-- start Material for this exercise --

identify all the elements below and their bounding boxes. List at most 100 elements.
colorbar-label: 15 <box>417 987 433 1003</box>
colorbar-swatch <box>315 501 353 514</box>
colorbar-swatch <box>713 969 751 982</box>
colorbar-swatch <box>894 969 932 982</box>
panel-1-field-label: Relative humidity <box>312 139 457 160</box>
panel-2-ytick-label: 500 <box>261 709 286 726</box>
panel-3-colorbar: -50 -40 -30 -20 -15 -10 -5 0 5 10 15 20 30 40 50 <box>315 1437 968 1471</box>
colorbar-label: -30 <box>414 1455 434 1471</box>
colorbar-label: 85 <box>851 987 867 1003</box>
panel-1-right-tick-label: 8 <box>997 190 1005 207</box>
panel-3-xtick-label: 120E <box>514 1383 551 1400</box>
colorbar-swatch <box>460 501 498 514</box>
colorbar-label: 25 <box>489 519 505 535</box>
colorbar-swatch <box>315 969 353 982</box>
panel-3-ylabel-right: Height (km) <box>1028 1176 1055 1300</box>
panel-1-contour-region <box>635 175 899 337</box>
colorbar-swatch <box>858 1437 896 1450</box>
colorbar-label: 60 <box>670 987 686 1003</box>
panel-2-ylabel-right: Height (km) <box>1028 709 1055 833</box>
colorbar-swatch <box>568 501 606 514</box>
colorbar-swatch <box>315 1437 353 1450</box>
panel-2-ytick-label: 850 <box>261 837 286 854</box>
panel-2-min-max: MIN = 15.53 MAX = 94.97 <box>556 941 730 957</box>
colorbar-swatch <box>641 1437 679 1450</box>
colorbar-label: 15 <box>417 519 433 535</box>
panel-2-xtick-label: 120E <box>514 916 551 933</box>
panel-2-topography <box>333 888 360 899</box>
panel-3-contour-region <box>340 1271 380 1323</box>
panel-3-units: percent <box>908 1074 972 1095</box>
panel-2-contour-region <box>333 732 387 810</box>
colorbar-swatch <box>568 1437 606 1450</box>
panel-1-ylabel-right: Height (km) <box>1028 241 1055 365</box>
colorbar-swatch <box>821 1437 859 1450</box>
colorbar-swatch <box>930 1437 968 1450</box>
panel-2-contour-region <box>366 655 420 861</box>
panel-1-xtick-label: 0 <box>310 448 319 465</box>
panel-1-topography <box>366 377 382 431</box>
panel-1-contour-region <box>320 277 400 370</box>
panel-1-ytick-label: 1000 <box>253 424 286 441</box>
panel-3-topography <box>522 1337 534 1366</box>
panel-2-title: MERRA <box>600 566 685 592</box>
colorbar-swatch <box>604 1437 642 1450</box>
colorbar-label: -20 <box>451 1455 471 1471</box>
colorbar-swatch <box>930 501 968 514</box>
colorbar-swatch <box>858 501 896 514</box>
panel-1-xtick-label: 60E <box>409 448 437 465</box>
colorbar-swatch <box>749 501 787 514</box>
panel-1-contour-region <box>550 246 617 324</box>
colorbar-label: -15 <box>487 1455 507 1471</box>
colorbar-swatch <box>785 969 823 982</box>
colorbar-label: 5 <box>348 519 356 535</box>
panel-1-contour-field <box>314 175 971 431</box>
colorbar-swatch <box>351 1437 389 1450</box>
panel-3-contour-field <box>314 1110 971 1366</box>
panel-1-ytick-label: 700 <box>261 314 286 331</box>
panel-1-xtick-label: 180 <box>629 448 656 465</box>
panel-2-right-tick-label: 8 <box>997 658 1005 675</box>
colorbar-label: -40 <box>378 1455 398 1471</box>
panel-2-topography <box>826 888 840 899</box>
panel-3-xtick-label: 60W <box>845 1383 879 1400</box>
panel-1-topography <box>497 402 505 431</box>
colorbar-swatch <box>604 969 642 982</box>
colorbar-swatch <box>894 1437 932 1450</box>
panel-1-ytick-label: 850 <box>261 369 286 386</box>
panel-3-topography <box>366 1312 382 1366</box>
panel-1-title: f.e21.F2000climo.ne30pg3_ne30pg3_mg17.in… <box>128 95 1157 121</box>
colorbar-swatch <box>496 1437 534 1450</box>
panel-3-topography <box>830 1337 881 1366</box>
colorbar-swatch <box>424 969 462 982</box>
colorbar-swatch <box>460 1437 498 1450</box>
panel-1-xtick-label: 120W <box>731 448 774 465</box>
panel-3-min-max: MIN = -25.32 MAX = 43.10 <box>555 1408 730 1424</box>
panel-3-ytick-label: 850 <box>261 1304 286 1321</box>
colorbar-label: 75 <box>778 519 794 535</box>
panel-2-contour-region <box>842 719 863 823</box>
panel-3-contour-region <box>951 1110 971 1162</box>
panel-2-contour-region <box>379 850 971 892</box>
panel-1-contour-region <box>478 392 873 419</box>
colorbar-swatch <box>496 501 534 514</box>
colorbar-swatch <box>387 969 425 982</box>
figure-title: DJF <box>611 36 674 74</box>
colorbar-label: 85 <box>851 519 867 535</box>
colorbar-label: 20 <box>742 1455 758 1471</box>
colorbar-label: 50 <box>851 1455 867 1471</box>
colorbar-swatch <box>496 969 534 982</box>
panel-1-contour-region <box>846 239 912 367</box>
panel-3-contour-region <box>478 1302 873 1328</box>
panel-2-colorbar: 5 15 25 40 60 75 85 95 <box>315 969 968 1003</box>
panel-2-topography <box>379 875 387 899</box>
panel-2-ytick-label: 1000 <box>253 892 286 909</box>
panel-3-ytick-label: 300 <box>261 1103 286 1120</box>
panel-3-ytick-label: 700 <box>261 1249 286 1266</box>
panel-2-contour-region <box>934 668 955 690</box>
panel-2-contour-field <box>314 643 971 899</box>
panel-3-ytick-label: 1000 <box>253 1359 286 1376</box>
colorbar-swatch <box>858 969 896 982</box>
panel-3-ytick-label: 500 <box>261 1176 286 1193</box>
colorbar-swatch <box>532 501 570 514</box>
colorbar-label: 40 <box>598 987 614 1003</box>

-- end Material for this exercise --
-- start Material for this exercise --

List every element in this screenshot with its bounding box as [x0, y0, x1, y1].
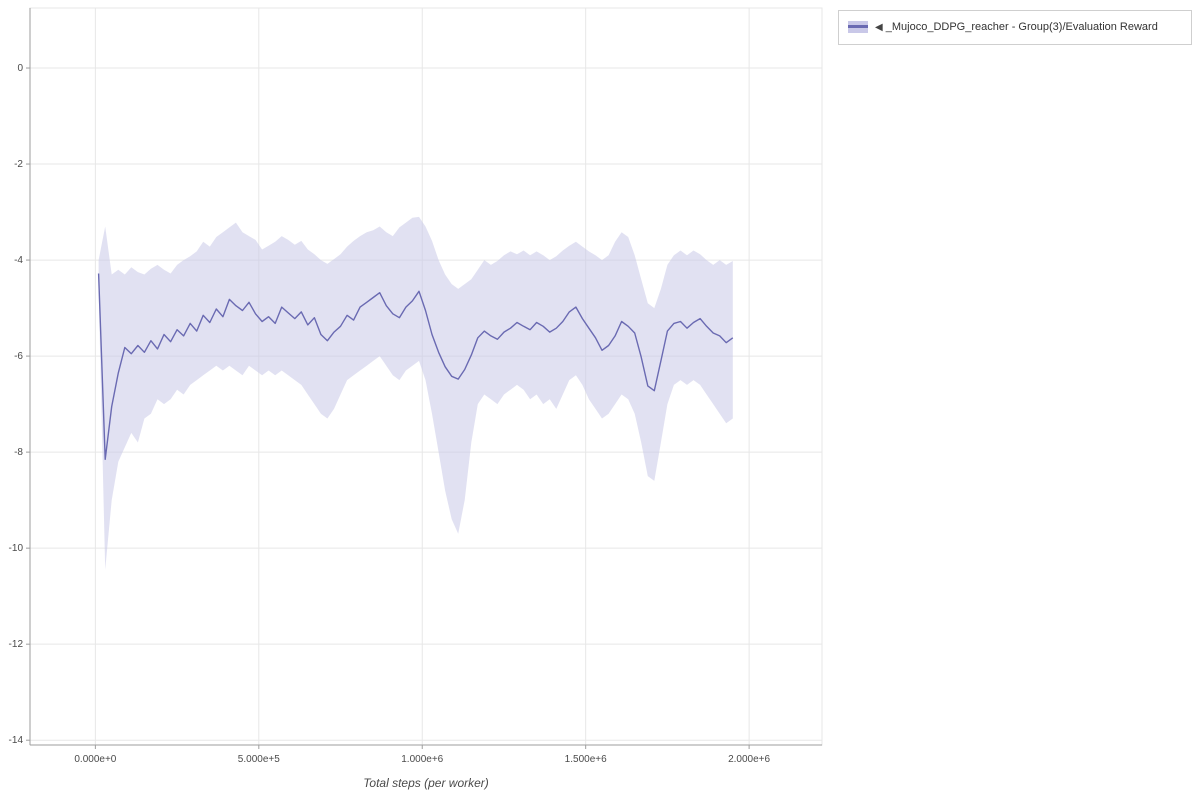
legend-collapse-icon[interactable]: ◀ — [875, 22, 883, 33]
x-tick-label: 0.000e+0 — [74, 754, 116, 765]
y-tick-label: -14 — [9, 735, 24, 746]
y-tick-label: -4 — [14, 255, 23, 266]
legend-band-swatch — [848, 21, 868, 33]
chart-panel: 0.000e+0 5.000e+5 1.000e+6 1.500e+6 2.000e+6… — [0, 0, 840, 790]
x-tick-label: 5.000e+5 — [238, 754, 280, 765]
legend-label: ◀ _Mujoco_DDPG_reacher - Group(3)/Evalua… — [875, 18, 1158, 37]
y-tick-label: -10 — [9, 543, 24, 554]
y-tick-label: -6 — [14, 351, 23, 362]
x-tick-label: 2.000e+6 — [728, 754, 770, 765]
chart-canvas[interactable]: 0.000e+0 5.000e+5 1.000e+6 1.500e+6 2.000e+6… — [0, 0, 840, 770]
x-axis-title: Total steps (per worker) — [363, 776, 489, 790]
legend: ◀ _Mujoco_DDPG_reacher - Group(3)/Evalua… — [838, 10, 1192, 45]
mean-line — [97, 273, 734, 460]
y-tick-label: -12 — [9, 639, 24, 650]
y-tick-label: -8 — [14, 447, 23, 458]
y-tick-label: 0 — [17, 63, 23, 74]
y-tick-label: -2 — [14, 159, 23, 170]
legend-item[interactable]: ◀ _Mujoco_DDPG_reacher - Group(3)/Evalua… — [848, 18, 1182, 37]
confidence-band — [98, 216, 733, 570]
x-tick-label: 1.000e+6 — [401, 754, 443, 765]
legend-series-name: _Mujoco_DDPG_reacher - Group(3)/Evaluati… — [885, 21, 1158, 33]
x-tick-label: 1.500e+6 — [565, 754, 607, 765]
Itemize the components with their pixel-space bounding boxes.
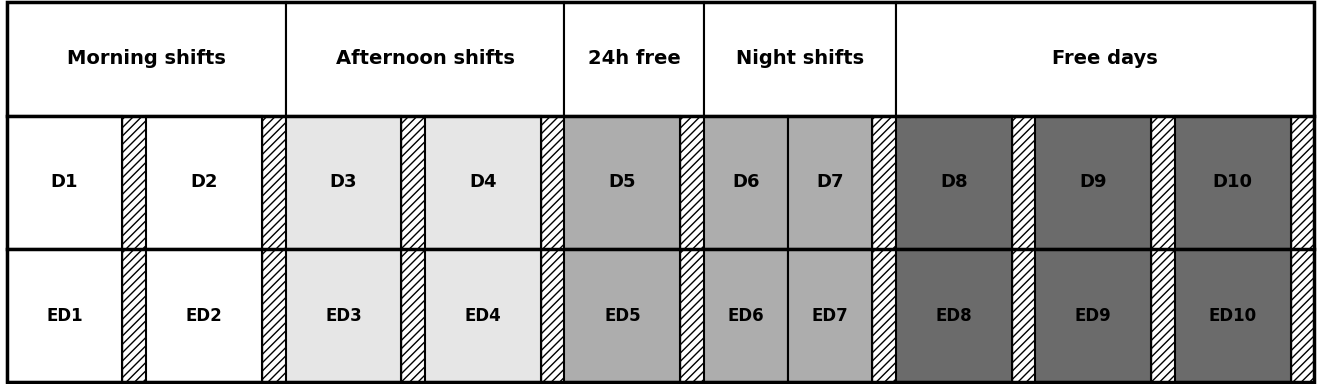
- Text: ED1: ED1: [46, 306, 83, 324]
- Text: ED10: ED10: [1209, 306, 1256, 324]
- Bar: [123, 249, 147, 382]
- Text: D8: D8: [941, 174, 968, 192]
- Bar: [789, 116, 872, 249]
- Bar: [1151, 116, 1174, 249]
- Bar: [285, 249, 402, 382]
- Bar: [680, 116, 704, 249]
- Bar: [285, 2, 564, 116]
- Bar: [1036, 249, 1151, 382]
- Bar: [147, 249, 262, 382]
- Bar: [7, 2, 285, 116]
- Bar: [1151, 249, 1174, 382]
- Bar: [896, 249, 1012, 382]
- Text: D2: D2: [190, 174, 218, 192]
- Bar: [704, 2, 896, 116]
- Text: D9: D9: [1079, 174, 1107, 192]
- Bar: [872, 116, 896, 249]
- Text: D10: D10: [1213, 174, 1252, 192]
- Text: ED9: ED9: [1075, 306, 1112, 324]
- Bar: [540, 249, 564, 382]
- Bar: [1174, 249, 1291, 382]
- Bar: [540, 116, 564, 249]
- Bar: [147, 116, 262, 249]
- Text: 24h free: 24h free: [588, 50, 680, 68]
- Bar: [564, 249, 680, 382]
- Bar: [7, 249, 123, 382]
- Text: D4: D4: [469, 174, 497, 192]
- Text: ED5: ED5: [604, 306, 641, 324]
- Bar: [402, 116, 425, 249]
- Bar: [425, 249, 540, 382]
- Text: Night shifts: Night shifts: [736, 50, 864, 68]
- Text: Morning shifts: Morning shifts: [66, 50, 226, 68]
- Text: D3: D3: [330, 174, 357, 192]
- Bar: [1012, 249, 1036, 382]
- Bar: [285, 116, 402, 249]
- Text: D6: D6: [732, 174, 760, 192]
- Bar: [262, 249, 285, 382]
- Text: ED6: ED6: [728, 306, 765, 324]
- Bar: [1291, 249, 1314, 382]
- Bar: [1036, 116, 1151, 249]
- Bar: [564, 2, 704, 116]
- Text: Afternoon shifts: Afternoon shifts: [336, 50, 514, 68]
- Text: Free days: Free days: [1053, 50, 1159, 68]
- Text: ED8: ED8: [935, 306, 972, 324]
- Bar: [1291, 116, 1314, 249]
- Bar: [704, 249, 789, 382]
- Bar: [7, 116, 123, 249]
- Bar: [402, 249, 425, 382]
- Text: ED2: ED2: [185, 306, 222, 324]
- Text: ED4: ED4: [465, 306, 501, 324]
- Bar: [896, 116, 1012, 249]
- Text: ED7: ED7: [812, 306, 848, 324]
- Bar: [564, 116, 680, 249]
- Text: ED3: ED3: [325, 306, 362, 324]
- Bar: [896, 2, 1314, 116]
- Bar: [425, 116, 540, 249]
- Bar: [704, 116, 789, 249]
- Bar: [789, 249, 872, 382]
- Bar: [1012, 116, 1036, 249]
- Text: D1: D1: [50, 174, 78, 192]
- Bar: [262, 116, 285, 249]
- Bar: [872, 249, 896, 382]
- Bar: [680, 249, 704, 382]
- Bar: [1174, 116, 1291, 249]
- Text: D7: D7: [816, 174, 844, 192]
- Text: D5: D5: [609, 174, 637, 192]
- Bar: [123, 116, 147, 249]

-- end Material for this exercise --

**Work instructions**
Reproduce the records verbatim, from the line containing "List every element" to the line containing "Itemize the components", including both of those lines. Omit the pictures from your answer.

**Result**
List every element in this screenshot with its bounding box as [x0, y0, x1, y1].
legend-collapse-icon[interactable]: ◀ — [875, 22, 883, 33]
x-tick-label: 0.000e+0 — [74, 754, 116, 765]
y-tick-label: -14 — [9, 735, 24, 746]
y-tick-label: -4 — [14, 255, 23, 266]
legend-band-swatch — [848, 21, 868, 33]
chart-panel: 0.000e+0 5.000e+5 1.000e+6 1.500e+6 2.000e+6… — [0, 0, 840, 790]
x-tick-label: 5.000e+5 — [238, 754, 280, 765]
legend-label: ◀ _Mujoco_DDPG_reacher - Group(3)/Evalua… — [875, 18, 1158, 37]
y-tick-label: -10 — [9, 543, 24, 554]
y-tick-label: -6 — [14, 351, 23, 362]
x-tick-label: 2.000e+6 — [728, 754, 770, 765]
chart-canvas[interactable]: 0.000e+0 5.000e+5 1.000e+6 1.500e+6 2.000e+6… — [0, 0, 840, 770]
x-axis-title: Total steps (per worker) — [363, 776, 489, 790]
legend: ◀ _Mujoco_DDPG_reacher - Group(3)/Evalua… — [838, 10, 1192, 45]
mean-line — [97, 273, 734, 460]
y-tick-label: -12 — [9, 639, 24, 650]
y-tick-label: -8 — [14, 447, 23, 458]
y-tick-label: 0 — [17, 63, 23, 74]
y-tick-label: -2 — [14, 159, 23, 170]
legend-item[interactable]: ◀ _Mujoco_DDPG_reacher - Group(3)/Evalua… — [848, 18, 1182, 37]
confidence-band — [98, 216, 733, 570]
x-tick-label: 1.000e+6 — [401, 754, 443, 765]
legend-series-name: _Mujoco_DDPG_reacher - Group(3)/Evaluati… — [885, 21, 1158, 33]
x-tick-label: 1.500e+6 — [565, 754, 607, 765]
Itemize the components with their pixel-space bounding boxes.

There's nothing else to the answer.